Go through the listing beneath this task and return every line that carries the string "Output".

Given records:

--- Begin ---

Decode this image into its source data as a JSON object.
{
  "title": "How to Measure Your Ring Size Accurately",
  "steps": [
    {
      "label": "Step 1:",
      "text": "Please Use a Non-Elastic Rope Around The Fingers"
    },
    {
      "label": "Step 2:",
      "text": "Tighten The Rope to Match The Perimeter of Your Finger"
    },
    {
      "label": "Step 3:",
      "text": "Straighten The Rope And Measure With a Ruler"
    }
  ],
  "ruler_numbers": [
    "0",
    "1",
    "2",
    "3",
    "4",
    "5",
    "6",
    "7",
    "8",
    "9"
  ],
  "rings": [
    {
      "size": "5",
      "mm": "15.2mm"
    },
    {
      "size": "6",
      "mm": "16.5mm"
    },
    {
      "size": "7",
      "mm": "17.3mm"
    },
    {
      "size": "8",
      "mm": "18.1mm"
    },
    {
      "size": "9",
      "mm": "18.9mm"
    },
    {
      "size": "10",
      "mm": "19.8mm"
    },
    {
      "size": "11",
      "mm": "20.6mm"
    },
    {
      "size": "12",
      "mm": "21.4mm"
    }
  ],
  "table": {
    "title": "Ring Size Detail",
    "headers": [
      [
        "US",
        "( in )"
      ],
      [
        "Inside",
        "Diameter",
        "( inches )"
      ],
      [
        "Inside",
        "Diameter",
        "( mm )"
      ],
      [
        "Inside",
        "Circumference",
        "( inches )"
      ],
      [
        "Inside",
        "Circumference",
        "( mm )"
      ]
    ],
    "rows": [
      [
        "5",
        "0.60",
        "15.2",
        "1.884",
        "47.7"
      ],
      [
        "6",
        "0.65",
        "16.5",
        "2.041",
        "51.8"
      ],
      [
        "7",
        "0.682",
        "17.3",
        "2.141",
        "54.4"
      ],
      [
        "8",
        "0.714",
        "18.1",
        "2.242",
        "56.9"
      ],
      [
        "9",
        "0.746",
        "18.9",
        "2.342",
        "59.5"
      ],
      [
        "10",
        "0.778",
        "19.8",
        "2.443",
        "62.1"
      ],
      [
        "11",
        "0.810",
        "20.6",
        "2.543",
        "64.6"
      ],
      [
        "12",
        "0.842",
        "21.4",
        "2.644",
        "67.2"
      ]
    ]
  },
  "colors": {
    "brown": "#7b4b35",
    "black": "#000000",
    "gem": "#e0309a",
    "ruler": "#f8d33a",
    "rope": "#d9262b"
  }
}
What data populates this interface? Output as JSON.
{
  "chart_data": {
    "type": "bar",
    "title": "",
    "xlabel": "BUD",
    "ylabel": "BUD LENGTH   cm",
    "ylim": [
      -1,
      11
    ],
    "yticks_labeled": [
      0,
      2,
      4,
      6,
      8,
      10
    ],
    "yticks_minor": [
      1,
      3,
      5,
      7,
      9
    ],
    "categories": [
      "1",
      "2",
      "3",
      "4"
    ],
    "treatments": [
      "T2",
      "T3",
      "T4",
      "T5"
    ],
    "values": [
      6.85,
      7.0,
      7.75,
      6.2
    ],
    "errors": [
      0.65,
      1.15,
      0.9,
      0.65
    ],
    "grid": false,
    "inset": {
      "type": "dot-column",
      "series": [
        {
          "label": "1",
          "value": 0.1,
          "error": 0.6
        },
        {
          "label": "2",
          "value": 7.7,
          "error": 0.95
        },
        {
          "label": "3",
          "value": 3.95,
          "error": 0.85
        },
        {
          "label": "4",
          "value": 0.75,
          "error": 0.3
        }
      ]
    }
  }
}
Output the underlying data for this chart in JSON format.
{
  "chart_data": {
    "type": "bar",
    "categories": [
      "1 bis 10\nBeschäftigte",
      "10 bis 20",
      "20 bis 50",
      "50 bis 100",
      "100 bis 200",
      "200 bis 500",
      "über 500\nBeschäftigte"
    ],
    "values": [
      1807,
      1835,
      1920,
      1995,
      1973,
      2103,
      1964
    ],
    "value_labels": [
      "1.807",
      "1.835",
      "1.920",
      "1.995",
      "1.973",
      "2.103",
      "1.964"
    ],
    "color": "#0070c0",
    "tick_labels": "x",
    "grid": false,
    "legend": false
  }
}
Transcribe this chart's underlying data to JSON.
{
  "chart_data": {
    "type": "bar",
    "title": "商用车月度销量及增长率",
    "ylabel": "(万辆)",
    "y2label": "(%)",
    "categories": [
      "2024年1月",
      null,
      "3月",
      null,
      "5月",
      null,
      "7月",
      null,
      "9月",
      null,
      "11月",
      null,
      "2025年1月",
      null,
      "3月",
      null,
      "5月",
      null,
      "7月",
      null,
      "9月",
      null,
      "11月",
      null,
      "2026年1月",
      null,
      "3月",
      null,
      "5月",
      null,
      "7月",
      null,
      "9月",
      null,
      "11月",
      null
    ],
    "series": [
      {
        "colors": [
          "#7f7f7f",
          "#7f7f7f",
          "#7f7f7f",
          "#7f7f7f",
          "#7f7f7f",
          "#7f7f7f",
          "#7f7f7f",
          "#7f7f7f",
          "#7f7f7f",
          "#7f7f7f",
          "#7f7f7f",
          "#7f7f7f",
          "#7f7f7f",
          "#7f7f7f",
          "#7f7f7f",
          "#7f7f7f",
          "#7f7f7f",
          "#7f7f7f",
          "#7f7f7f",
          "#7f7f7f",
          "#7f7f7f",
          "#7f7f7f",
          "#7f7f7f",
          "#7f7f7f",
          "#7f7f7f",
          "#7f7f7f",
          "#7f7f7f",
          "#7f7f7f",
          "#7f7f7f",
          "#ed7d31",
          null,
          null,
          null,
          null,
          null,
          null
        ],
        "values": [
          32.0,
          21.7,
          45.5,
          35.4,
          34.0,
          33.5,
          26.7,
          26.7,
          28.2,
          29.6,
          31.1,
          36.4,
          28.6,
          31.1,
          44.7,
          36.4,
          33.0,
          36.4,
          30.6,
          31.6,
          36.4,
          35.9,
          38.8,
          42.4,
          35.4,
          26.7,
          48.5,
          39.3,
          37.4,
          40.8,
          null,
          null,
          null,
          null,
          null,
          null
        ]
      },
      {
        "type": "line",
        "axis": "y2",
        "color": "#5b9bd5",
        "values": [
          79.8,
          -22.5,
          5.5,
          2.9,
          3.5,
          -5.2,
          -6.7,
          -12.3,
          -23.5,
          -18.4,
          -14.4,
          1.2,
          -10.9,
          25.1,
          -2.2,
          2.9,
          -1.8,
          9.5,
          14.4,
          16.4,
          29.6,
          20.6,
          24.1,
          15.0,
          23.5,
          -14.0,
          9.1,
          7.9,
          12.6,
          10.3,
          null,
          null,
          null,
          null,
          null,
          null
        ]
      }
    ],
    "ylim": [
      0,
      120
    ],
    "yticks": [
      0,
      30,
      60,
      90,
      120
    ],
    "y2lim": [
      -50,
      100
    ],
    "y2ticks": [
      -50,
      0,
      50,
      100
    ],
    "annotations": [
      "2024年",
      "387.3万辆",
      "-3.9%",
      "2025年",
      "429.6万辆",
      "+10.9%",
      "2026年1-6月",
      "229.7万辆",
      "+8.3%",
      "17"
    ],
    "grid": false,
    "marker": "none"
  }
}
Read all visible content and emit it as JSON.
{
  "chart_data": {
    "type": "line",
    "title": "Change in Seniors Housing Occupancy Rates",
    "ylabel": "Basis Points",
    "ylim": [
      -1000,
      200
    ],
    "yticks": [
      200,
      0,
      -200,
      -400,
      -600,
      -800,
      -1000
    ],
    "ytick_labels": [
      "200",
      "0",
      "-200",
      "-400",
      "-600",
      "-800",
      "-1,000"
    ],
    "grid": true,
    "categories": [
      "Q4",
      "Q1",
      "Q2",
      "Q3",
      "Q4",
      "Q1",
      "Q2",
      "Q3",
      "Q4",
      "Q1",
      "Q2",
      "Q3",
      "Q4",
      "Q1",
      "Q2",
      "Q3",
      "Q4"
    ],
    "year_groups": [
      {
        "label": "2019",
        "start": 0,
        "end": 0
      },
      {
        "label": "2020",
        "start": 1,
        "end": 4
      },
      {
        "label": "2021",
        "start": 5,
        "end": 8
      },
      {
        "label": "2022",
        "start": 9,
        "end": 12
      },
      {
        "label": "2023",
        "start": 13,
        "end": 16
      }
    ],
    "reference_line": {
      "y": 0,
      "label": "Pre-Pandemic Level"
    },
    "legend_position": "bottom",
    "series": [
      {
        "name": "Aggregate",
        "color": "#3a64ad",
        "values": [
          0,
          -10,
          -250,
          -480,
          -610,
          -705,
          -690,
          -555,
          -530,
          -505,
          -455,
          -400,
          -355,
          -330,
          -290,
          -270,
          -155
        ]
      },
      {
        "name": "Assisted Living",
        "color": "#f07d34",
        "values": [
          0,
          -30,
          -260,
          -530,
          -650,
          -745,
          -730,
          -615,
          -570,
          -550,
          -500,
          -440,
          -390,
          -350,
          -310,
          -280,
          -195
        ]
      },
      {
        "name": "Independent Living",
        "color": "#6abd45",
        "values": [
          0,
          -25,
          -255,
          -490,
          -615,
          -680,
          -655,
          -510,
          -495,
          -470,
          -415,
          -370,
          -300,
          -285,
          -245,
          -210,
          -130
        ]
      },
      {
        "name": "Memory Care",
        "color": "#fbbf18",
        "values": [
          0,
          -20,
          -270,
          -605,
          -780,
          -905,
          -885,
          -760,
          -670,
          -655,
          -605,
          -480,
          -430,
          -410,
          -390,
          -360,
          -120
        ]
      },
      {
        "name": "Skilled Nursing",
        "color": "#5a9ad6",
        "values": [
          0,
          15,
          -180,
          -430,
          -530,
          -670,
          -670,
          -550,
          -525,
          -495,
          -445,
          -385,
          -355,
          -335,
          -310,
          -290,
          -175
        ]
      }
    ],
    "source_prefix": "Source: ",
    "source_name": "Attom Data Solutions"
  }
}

--- End ---

Written solution:
What data populates this interface? Output as JSON.
Output the underlying data for this chart in JSON format.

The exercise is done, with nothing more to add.